- **Problem to work on**
Reproduce each of the following records word for word.

- **Supplied data**

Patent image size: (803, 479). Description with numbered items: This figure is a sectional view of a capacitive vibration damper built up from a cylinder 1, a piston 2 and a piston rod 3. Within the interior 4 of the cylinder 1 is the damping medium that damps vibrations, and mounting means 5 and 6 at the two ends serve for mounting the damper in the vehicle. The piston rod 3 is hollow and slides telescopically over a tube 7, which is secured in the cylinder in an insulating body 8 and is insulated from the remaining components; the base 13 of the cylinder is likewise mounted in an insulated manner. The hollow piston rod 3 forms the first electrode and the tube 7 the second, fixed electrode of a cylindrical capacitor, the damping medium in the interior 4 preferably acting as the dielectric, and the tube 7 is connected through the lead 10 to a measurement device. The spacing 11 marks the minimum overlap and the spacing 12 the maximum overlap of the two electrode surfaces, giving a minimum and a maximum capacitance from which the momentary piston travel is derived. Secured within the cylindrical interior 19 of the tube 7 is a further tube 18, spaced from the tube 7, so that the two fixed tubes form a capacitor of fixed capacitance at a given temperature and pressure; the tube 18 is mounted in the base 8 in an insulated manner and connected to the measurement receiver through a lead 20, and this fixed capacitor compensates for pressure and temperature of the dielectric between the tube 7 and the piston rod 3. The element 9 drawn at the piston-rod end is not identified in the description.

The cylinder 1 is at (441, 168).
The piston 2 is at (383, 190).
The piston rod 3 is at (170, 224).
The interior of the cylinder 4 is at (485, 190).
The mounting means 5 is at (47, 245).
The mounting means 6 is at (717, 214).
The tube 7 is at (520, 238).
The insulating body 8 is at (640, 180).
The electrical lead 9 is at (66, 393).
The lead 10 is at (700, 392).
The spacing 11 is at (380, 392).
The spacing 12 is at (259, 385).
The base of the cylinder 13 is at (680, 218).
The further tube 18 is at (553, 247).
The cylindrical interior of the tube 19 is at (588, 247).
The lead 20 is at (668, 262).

- **Expected answer**
Patent image size: (803, 479). Description with numbered items: This figure is a sectional view of a capacitive vibration damper built up from a cylinder 1, a piston 2 and a piston rod 3. Within the interior 4 of the cylinder 1 is the damping medium that damps vibrations, and mounting means 5 and 6 at the two ends serve for mounting the damper in the vehicle. The piston rod 3 is hollow and slides telescopically over a tube 7, which is secured in the cylinder in an insulating body 8 and is insulated from the remaining components; the base 13 of the cylinder is likewise mounted in an insulated manner. The hollow piston rod 3 forms the first electrode and the tube 7 the second, fixed electrode of a cylindrical capacitor, the damping medium in the interior 4 preferably acting as the dielectric, and the tube 7 is connected through the lead 10 to a measurement device. The spacing 11 marks the minimum overlap and the spacing 12 the maximum overlap of the two electrode surfaces, giving a minimum and a maximum capacitance from which the momentary piston travel is derived. Secured within the cylindrical interior 19 of the tube 7 is a further tube 18, spaced from the tube 7, so that the two fixed tubes form a capacitor of fixed capacitance at a given temperature and pressure; the tube 18 is mounted in the base 8 in an insulated manner and connected to the measurement receiver through a lead 20, and this fixed capacitor compensates for pressure and temperature of the dielectric between the tube 7 and the piston rod 3. The element 9 drawn at the piston-rod end is not identified in the description.

The cylinder 1 is at (441, 168).
The piston 2 is at (383, 190).
The piston rod 3 is at (170, 224).
The interior of the cylinder 4 is at (485, 190).
The mounting means 5 is at (47, 245).
The mounting means 6 is at (717, 214).
The tube 7 is at (520, 238).
The insulating body 8 is at (640, 180).
The electrical lead 9 is at (66, 393).
The lead 10 is at (700, 392).
The spacing 11 is at (380, 392).
The spacing 12 is at (259, 385).
The base of the cylinder 13 is at (680, 218).
The further tube 18 is at (553, 247).
The cylindrical interior of the tube 19 is at (588, 247).
The lead 20 is at (668, 262).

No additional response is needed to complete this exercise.